***** RECORDS FOR PROCESSING

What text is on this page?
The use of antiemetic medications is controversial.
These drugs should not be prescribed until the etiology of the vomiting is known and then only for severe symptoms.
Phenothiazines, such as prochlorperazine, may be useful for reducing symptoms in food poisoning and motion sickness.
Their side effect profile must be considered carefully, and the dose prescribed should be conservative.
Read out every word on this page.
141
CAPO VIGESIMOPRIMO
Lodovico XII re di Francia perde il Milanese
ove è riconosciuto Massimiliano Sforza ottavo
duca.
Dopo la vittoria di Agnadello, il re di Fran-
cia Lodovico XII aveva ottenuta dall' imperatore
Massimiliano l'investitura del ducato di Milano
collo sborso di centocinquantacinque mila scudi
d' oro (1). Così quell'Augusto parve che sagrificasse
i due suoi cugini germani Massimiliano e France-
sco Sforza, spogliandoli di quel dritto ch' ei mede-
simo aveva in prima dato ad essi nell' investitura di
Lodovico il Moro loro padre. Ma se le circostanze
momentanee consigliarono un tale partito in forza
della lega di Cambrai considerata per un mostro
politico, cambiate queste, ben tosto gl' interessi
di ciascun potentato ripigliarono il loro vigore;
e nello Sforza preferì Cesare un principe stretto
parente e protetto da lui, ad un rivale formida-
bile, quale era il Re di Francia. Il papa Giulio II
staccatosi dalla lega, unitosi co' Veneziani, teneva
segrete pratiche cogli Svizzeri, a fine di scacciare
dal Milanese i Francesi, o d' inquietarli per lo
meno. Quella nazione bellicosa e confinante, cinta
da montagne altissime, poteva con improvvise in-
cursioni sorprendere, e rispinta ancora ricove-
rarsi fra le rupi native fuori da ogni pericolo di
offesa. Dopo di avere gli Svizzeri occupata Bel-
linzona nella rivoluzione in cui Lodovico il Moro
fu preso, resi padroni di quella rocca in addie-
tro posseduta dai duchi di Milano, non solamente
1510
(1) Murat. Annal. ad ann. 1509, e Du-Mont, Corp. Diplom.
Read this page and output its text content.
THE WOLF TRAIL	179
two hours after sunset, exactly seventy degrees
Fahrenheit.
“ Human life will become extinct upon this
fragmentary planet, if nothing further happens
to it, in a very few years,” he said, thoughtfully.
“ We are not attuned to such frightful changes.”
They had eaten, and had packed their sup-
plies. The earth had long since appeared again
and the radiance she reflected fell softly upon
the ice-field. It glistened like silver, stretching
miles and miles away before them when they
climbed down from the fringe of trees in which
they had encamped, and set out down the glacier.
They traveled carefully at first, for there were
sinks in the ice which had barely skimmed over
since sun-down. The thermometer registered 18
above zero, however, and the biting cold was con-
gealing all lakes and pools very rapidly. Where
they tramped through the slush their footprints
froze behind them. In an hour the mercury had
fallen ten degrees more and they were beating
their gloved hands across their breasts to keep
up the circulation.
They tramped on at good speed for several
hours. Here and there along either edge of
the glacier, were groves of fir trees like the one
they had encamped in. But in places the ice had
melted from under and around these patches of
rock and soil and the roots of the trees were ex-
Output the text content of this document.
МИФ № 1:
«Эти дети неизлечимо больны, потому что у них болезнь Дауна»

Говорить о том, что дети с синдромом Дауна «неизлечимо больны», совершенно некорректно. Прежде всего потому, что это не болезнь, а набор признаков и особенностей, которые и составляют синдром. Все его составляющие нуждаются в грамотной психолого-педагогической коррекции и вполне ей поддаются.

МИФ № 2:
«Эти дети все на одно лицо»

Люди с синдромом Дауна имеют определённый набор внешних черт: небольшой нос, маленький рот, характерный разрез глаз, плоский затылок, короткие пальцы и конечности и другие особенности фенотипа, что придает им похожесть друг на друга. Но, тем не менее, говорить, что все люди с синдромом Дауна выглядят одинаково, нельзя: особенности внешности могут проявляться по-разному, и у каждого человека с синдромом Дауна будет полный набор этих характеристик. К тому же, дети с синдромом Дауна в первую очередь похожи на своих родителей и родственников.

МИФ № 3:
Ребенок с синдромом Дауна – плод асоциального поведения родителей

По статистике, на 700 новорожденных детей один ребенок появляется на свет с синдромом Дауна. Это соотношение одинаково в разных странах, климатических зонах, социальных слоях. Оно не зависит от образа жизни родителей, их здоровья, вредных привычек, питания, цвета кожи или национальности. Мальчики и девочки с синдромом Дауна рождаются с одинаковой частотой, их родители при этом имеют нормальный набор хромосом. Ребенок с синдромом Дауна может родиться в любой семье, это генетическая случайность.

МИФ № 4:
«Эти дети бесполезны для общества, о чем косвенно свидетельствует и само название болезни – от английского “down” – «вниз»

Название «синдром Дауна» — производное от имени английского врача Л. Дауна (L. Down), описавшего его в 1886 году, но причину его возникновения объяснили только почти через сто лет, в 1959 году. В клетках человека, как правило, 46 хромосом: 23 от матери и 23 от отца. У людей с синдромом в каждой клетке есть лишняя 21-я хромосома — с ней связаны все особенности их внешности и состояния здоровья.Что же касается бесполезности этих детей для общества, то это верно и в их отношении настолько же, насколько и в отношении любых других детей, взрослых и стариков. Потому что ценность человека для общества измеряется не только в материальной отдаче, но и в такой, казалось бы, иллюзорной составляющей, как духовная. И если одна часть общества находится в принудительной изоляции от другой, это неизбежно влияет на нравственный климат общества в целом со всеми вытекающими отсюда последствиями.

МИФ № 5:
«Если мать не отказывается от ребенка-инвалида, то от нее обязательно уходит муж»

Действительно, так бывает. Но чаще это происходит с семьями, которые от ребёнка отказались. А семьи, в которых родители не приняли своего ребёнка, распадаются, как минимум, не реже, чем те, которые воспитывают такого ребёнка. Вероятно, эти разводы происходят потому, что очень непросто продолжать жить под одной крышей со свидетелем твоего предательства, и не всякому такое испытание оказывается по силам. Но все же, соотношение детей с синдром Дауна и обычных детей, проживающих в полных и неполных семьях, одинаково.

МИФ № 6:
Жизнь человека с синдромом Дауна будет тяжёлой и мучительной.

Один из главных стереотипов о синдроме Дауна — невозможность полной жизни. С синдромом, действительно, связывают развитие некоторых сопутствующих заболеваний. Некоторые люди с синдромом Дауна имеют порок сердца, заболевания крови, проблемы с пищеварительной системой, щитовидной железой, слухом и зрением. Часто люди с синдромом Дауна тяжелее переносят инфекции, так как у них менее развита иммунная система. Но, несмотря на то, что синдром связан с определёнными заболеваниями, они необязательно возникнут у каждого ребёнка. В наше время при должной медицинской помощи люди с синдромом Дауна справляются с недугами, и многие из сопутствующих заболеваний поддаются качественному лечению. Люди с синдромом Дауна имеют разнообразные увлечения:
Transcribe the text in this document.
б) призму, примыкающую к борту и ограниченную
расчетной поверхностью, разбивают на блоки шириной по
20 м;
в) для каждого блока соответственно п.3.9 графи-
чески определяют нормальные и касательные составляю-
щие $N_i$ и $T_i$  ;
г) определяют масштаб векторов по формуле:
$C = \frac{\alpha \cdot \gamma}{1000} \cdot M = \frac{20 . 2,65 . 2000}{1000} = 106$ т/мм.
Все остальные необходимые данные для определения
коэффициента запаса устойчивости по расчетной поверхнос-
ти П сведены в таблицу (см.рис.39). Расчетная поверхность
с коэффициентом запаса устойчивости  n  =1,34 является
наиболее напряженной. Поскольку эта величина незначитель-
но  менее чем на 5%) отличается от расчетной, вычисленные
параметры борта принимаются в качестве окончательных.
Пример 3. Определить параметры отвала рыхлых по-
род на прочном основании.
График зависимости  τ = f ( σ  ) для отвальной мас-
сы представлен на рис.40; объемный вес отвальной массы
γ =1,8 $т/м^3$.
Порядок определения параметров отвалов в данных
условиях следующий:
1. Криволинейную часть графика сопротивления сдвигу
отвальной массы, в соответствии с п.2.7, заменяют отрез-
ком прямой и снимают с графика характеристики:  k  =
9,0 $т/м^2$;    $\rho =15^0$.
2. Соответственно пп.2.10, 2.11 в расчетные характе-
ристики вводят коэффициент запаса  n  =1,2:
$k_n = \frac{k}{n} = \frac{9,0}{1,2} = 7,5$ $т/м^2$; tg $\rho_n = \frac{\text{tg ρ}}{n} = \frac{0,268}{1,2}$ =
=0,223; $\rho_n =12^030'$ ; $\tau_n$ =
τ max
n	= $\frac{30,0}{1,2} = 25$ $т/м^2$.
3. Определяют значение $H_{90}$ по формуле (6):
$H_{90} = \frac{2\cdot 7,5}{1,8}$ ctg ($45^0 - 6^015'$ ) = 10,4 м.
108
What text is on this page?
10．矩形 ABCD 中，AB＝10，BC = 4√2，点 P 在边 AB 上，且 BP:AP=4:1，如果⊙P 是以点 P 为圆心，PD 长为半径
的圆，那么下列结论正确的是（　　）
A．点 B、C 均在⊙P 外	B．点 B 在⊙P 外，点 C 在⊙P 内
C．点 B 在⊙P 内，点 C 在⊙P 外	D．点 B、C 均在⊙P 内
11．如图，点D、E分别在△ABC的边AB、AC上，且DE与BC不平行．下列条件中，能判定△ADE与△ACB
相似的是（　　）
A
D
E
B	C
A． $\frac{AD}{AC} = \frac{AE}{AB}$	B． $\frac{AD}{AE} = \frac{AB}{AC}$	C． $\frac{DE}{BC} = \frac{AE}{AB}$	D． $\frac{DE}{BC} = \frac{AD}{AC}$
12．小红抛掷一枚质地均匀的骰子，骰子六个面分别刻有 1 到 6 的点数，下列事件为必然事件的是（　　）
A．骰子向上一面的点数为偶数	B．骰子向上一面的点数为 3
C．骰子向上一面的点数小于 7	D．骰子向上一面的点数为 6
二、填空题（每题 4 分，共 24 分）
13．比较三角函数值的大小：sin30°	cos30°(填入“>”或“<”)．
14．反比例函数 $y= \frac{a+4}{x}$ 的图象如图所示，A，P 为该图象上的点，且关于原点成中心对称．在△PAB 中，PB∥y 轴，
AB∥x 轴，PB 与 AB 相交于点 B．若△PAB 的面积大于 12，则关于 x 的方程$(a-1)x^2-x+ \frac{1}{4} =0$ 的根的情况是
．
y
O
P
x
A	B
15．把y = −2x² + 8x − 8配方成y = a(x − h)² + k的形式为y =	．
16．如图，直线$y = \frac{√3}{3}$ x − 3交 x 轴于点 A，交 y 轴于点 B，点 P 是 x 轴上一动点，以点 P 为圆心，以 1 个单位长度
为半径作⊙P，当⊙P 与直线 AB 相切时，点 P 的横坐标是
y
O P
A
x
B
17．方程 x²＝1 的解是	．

**********

Out of the material above, gather each line where "Milano" appears.

Massimiliano l'investitura del ducato di Milano
tro posseduta dai duchi di Milano, non solamente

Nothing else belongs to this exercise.